## What is asked
From the entries below, copy every line holding the word "гибкости".

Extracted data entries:

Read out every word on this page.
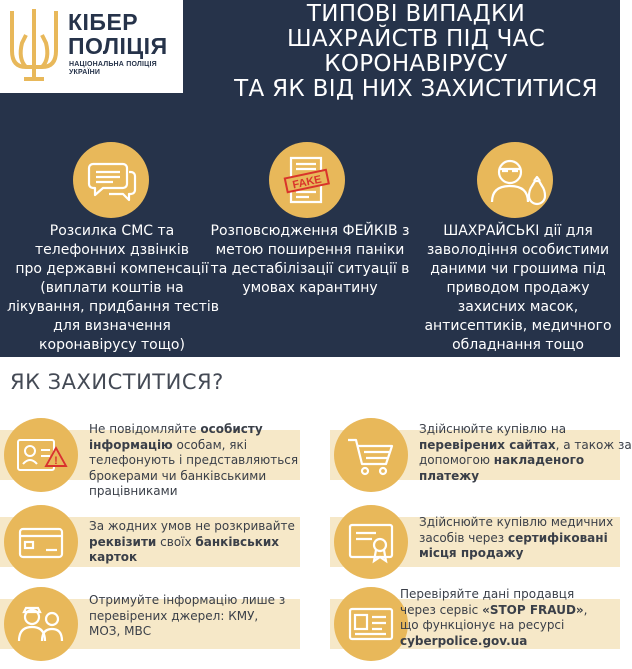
КІБЕР
ПОЛІЦІЯ
НАЦІОНАЛЬНА ПОЛІЦІЯ
УКРАЇНИ
ТИПОВІ ВИПАДКИ
ШАХРАЙСТВ ПІД ЧАС
КОРОНАВІРУСУ
ТА ЯК ВІД НИХ ЗАХИСТИТИСЯ
Розсилка СМС та
телефонних дзвінків
про державні компенсації
(виплати коштів на
лікування, придбання тестів
для визначення
коронавірусу тощо)
FAKE
Розповсюдження ФЕЙКІВ з
метою поширення паніки
та дестабілізації ситуації в
умовах карантину
ШАХРАЙСЬКІ дії для
заволодіння особистими
даними чи грошима під
приводом продажу
захисних масок,
антисептиків, медичного
обладнання тощо
ЯК ЗАХИСТИТИСЯ?
!
Не повідомляйте особисту
інформацію особам, які
телефонують і представляються
брокерами чи банківськими
працівниками
Здійснюйте купівлю на
перевірених сайтах, а також за
допомогою накладеного
платежу
За жодних умов не розкривайте
реквізити своїх банківських
карток
Здійснюйте купівлю медичних
засобів через сертифіковані
місця продажу
Отримуйте інформацію лише з
перевірених джерел: КМУ,
МОЗ, МВС
Перевіряйте дані продавця
через сервіс «STOP FRAUD»,
що функціонує на ресурсі
cyberpolice.gov.ua
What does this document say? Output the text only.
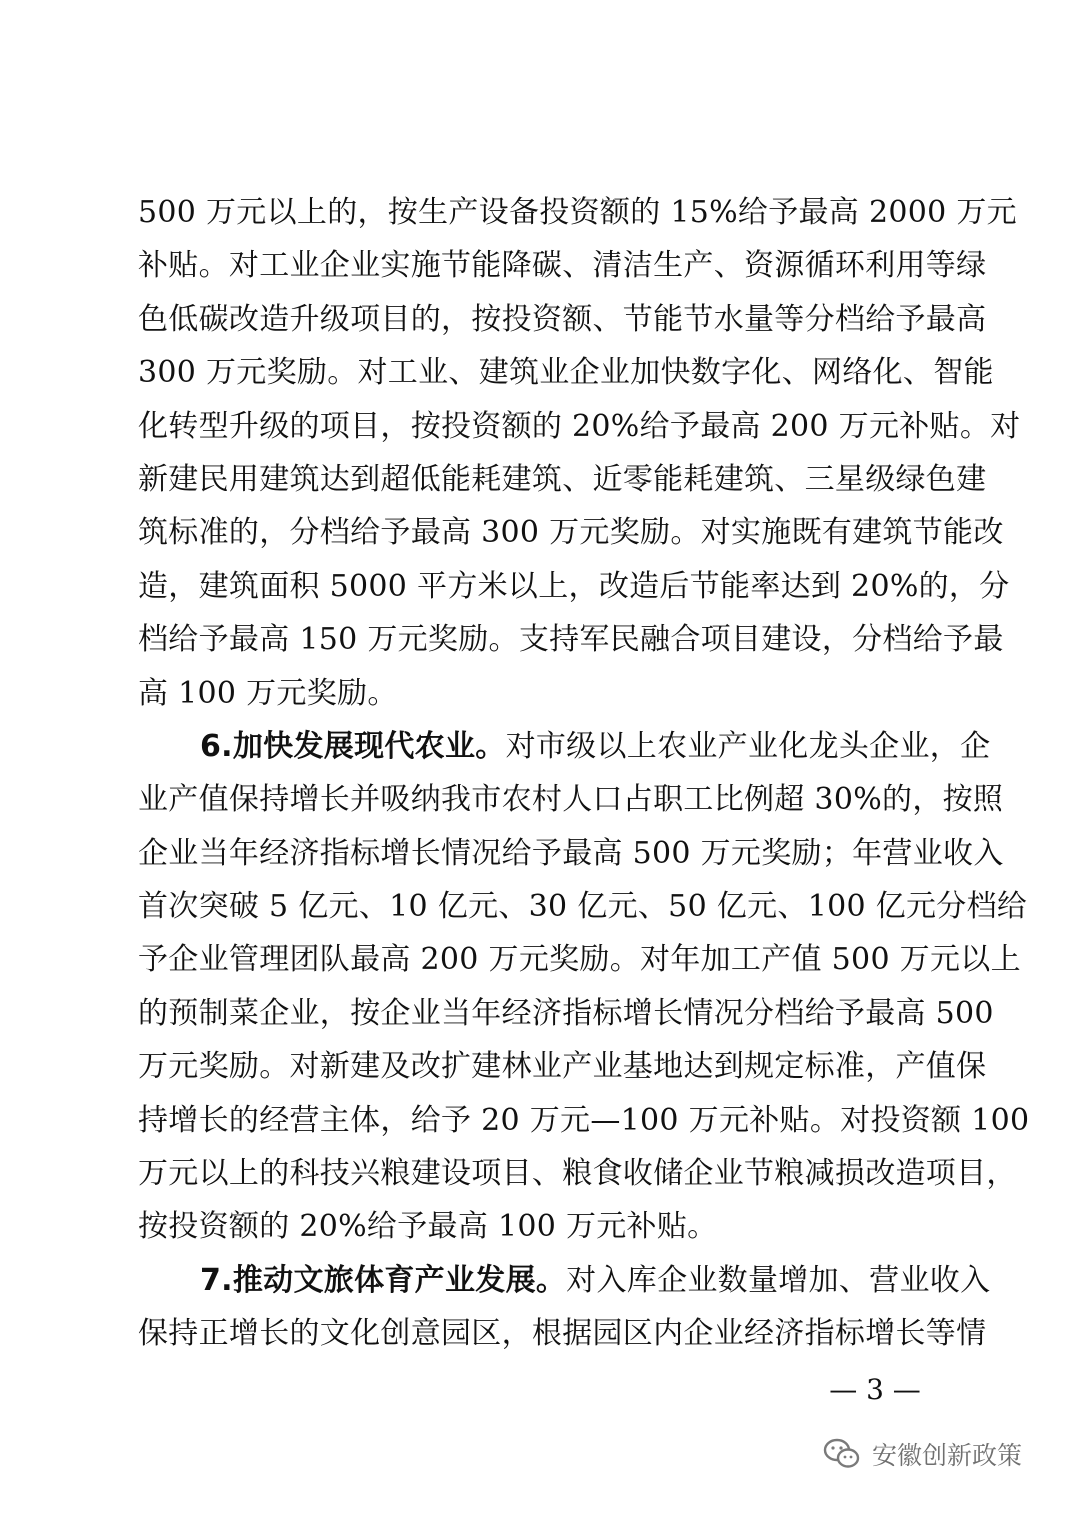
500 万元以上的，按生产设备投资额的 15%给予最高 2000 万元
补贴。对工业企业实施节能降碳、清洁生产、资源循环利用等绿
色低碳改造升级项目的，按投资额、节能节水量等分档给予最高
300 万元奖励。对工业、建筑业企业加快数字化、网络化、智能
化转型升级的项目，按投资额的 20%给予最高 200 万元补贴。对
新建民用建筑达到超低能耗建筑、近零能耗建筑、三星级绿色建
筑标准的，分档给予最高 300 万元奖励。对实施既有建筑节能改
造，建筑面积 5000 平方米以上，改造后节能率达到 20%的，分
档给予最高 150 万元奖励。支持军民融合项目建设，分档给予最
高 100 万元奖励。
6.加快发展现代农业。对市级以上农业产业化龙头企业，企
业产值保持增长并吸纳我市农村人口占职工比例超 30%的，按照
企业当年经济指标增长情况给予最高 500 万元奖励；年营业收入
首次突破 5 亿元、10 亿元、30 亿元、50 亿元、100 亿元分档给
予企业管理团队最高 200 万元奖励。对年加工产值 500 万元以上
的预制菜企业，按企业当年经济指标增长情况分档给予最高 500
万元奖励。对新建及改扩建林业产业基地达到规定标准，产值保
持增长的经营主体，给予 20 万元—100 万元补贴。对投资额 100
万元以上的科技兴粮建设项目、粮食收储企业节粮减损改造项目，
按投资额的 20%给予最高 100 万元补贴。
7.推动文旅体育产业发展。对入库企业数量增加、营业收入
保持正增长的文化创意园区，根据园区内企业经济指标增长等情
— 3 —
安徽创新政策
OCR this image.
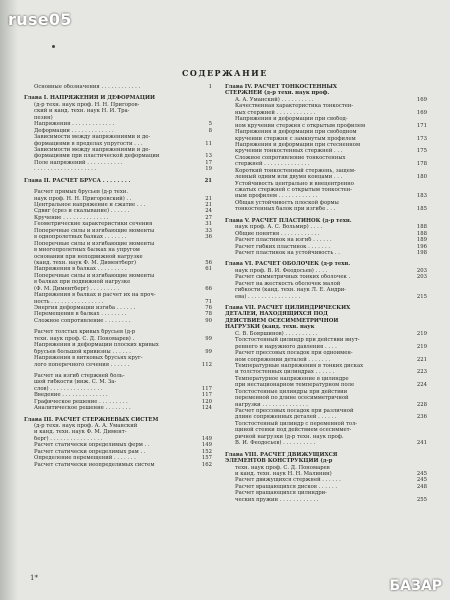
СОДЕРЖАНИЕ
Основные обозначения . . . . . . . . . . . .	1
Глава I. НАПРЯЖЕНИЯ И ДЕФОРМАЦИИ
(д-р техн. наук проф. Н. Н. Пригоров-
ский и канд. техн. наук Н. И. Тра-
пезин)
Напряжения . . . . . . . . . . . . .	5
Деформации . . . . . . . . . . . . .	8
Зависимости между напряжениями и де-
формациями в пределах упругости . . .	11
Зависимости между напряжениями и де-
формациями при пластической деформации	13
Поле напряжений . . . . . . . . . . .	17
. . . . . . . . . . . . . . . . . . .	19
Глава II. РАСЧЕТ БРУСА . . . . . . . .	21
Расчет прямых брусьев (д-р техн.
наук проф. Н. Н. Пригоровский) . .	21
Центральное напряжение и сжатие . . .	21
Сдвиг (срез и скалывание) . . . . . .	24
Кручение . . . . . . . . . . . . . .	27
Геометрические характеристики сечения	31
Поперечные силы и изгибающие моменты	33
в однопролетных балках . . . . . . .	36
Поперечные силы и изгибающие моменты
в многопролетных балках на упругом
основании при неподвижной нагрузке
(канд. техн. наук Ф. М. Диментберг)	56
Напряжения в балках . . . . . . . . .	61
Поперечные силы и изгибающие моменты
в балках при подвижной нагрузке
(Ф. М. Диментберг) . . . . . . . . .	66
Напряжения в балках и расчет их на проч-
ность . . . . . . . . . . . . . . . .	71
Энергия деформации изгиба . . . . . .	76
Перемещения в балках . . . . . . . .	78
Сложное сопротивление . . . . . . . .	90
Расчет толстых кривых брусьев (д-р
техн. наук проф. С. Д. Пономарев) .	99
Напряжения и деформации плоских кривых
брусьев большой кривизны . . . . . .	99
Напряжения в витковых брусьях круг-
лого поперечного сечения . . . . . .	112
Расчет на изгиб стержней боль-
шой гибкости (инж. С. М. За-
слов) . . . . . . . . . . . . . . . .	117
Введение . . . . . . . . . . . . . .	117
Графическое решение . . . . . . . . .	120
Аналитическое решение . . . . . . . .	124
Глава III. РАСЧЕТ СТЕРЖНЕВЫХ СИСТЕМ
(д-р техн. наук проф. А. А. Уманский
и канд. техн. наук Ф. М. Димент-
берг) . . . . . . . . . . . . . . . .	149
Расчет статически определимых ферм . .	149
Расчет статически определимых рам . .	152
Определение перемещений . . . . . . .	157
Расчет статически неопределимых систем	162
Глава IV. РАСЧЕТ ТОНКОСТЕННЫХ
СТЕРЖНЕЙ (д-р техн. наук проф.
А. А. Уманский) . . . . . . . . . .	169
Качественная характеристика тонкостен-
ных стержней . . . . . . . . . . . .	169
Напряжения и деформации при свобод-
ном кручении стержня с открытым профилем	171
Напряжения и деформации при свободном
кручении стержня с замкнутым профилем	173
Напряжения и деформации при стесненном
кручении тонкостенных стержней . . .	175
Сложное сопротивление тонкостенных
стержней . . . . . . . . . . . . . .	178
Короткий тонкостенный стержень, защем-
ленный одним или двумя концами . . .	180
Устойчивость центрально и внецентренно
сжатых стержней с открытым тонкостен-
ным профилем . . . . . . . . . . . .	183
Общая устойчивость плоской формы
тонкостенных балок при изгибе . . .	185
Глава V. РАСЧЕТ ПЛАСТИНОК (д-р техн.
наук проф. А. С. Вольмир) . . . .	188
Общие понятия . . . . . . . . . . . .	188
Расчет пластинок на изгиб . . . . . .	189
Расчет гибких пластинок . . . . . . .	196
Расчет пластинок на устойчивость . .	198
Глава VI. РАСЧЕТ ОБОЛОЧЕК (д-р техн.
наук проф. В. И. Феодосьев) . . . .	203
Расчет симметричных тонких оболочек .	203
Расчет на жесткость оболочек малой
гибкости (канд. техн. наук Л. Е. Андри-
ева) . . . . . . . . . . . . . . . .	215
Глава VII. РАСЧЕТ ЦИЛИНДРИЧЕСКИХ
ДЕТАЛЕЙ, НАХОДЯЩИХСЯ ПОД
ДЕЙСТВИЕМ ОСЕСИММЕТРИЧНОЙ
НАГРУЗКИ (канд. техн. наук
С. В. Бояршинов) . . . . . . . . . .	219
Толстостенный цилиндр при действии внут-
реннего и наружного давления . . . .	219
Расчет прессовых посадок при одноимен-
ном сопряжении деталей . . . . . . .	221
Температурные напряжения в тонких дисках
и толстостенных цилиндрах . . . . . .	223
Температурное напряжение в цилиндре
при нестационарном температурном поле	224
Толстостенные цилиндры при действии
переменной по длине осесимметричной
нагрузки . . . . . . . . . . . . . .	228
Расчет прессовых посадок при различной
длине сопряженных деталей . . . . . .	236
Толстостенный цилиндр с переменной тол-
щиной стенки под действием осесиммет-
ричной нагрузки (д-р техн. наук проф.
В. И. Феодосьев) . . . . . . . . . .	241
Глава VIII. РАСЧЕТ ДВИЖУЩИХСЯ
ЭЛЕМЕНТОВ КОНСТРУКЦИЙ (д-р
техн. наук проф. С. Д. Пономарев
и канд. техн. наук Н. Н. Малинин)	245
Расчет движущихся стержней . . . . . .	245
Расчет вращающихся дисков . . . . . .	248
Расчет вращающихся цилиндри-
ческих пружин . . . . . . . . . . . .	255
1*
ruse05
БАЗАР
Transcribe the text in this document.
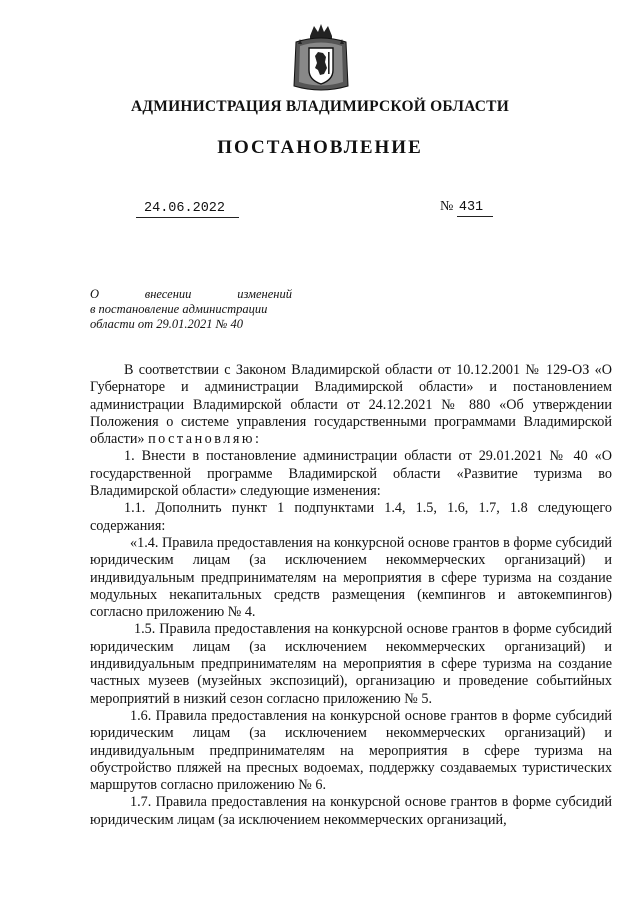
АДМИНИСТРАЦИЯ ВЛАДИМИРСКОЙ ОБЛАСТИ
ПОСТАНОВЛЕНИЕ
24.06.2022	№ 431
О	внесении	изменений
в постановление администрации
области от 29.01.2021 № 40

В соответствии с Законом Владимирской области от 10.12.2001 № 129-ОЗ «О Губернаторе и администрации Владимирской области» и постановлением администрации Владимирской области от 24.12.2021 № 880 «Об утверждении Положения о системе управления государственными программами Владимирской области» постановляю:

1. Внести в постановление администрации области от 29.01.2021 № 40 «О государственной программе Владимирской области «Развитие туризма во Владимирской области» следующие изменения:

1.1. Дополнить пункт 1 подпунктами 1.4, 1.5, 1.6, 1.7, 1.8 следующего содержания:

«1.4. Правила предоставления на конкурсной основе грантов в форме субсидий юридическим лицам (за исключением некоммерческих организаций) и индивидуальным предпринимателям на мероприятия в сфере туризма на создание модульных некапитальных средств размещения (кемпингов и автокемпингов) согласно приложению № 4.

1.5. Правила предоставления на конкурсной основе грантов в форме субсидий юридическим лицам (за исключением некоммерческих организаций) и индивидуальным предпринимателям на мероприятия в сфере туризма на создание частных музеев (музейных экспозиций), организацию и проведение событийных мероприятий в низкий сезон согласно приложению № 5.

1.6. Правила предоставления на конкурсной основе грантов в форме субсидий юридическим лицам (за исключением некоммерческих организаций) и индивидуальным предпринимателям на мероприятия в сфере туризма на обустройство пляжей на пресных водоемах, поддержку создаваемых туристических маршрутов согласно приложению № 6.

1.7. Правила предоставления на конкурсной основе грантов в форме субсидий юридическим лицам (за исключением некоммерческих организаций,
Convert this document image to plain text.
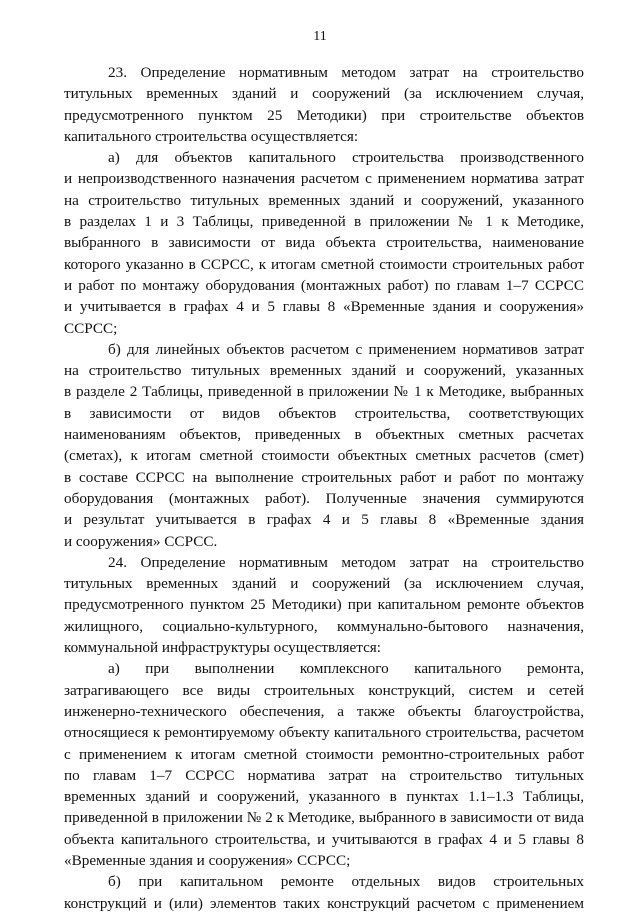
11
23. Определение нормативным методом затрат на строительство
титульных временных зданий и сооружений (за исключением случая,
предусмотренного пунктом 25 Методики) при строительстве объектов
капитального строительства осуществляется:
а) для объектов капитального строительства производственного
и непроизводственного назначения расчетом с применением норматива затрат
на строительство титульных временных зданий и сооружений, указанного
в разделах 1 и 3 Таблицы, приведенной в приложении № 1 к Методике,
выбранного в зависимости от вида объекта строительства, наименование
которого указанно в ССРСС, к итогам сметной стоимости строительных работ
и работ по монтажу оборудования (монтажных работ) по главам 1–7 ССРСС
и учитывается в графах 4 и 5 главы 8 «Временные здания и сооружения»
ССРСС;
б) для линейных объектов расчетом с применением нормативов затрат
на строительство титульных временных зданий и сооружений, указанных
в разделе 2 Таблицы, приведенной в приложении № 1 к Методике, выбранных
в зависимости от видов объектов строительства, соответствующих
наименованиям объектов, приведенных в объектных сметных расчетах
(сметах), к итогам сметной стоимости объектных сметных расчетов (смет)
в составе ССРСС на выполнение строительных работ и работ по монтажу
оборудования (монтажных работ). Полученные значения суммируются
и результат учитывается в графах 4 и 5 главы 8 «Временные здания
и сооружения» ССРСС.
24. Определение нормативным методом затрат на строительство
титульных временных зданий и сооружений (за исключением случая,
предусмотренного пунктом 25 Методики) при капитальном ремонте объектов
жилищного, социально-культурного, коммунально-бытового назначения,
коммунальной инфраструктуры осуществляется:
а) при выполнении комплексного капитального ремонта,
затрагивающего все виды строительных конструкций, систем и сетей
инженерно-технического обеспечения, а также объекты благоустройства,
относящиеся к ремонтируемому объекту капитального строительства, расчетом
с применением к итогам сметной стоимости ремонтно-строительных работ
по главам 1–7 ССРСС норматива затрат на строительство титульных
временных зданий и сооружений, указанного в пунктах 1.1–1.3 Таблицы,
приведенной в приложении № 2 к Методике, выбранного в зависимости от вида
объекта капитального строительства, и учитываются в графах 4 и 5 главы 8
«Временные здания и сооружения» ССРСС;
б) при капитальном ремонте отдельных видов строительных
конструкций и (или) элементов таких конструкций расчетом с применением
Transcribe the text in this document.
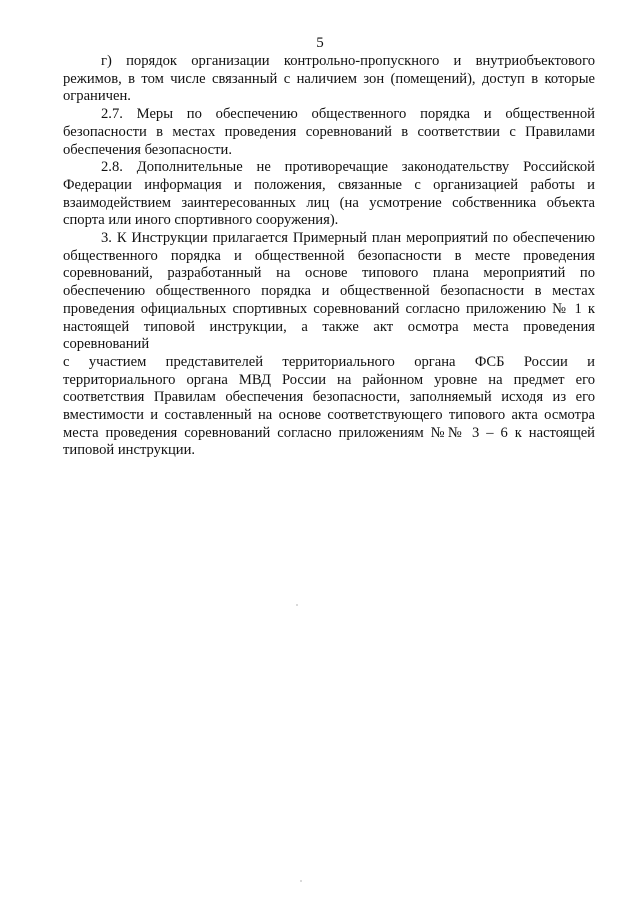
5

г) порядок организации контрольно-пропускного и внутриобъектового режимов, в том числе связанный с наличием зон (помещений), доступ в которые ограничен.

2.7. Меры по обеспечению общественного порядка и общественной безопасности в местах проведения соревнований в соответствии с Правилами обеспечения безопасности.

2.8. Дополнительные не противоречащие законодательству Российской Федерации информация и положения, связанные с организацией работы и взаимодействием заинтересованных лиц (на усмотрение собственника объекта спорта или иного спортивного сооружения).

3. К Инструкции прилагается Примерный план мероприятий по обеспечению общественного порядка и общественной безопасности в месте проведения соревнований, разработанный на основе типового плана мероприятий по обеспечению общественного порядка и общественной безопасности в местах проведения официальных спортивных соревнований согласно приложению № 1 к настоящей типовой инструкции, а также акт осмотра места проведения соревнований

с участием представителей территориального органа ФСБ России и территориального органа МВД России на районном уровне на предмет его соответствия Правилам обеспечения безопасности, заполняемый исходя из его вместимости и составленный на основе соответствующего типового акта осмотра места проведения соревнований согласно приложениям №№ 3 – 6 к настоящей типовой инструкции.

## Result for this task
шой гибкости (инж. С. М. За-
гибкости (канд. техн. наук Л. Е. Андри-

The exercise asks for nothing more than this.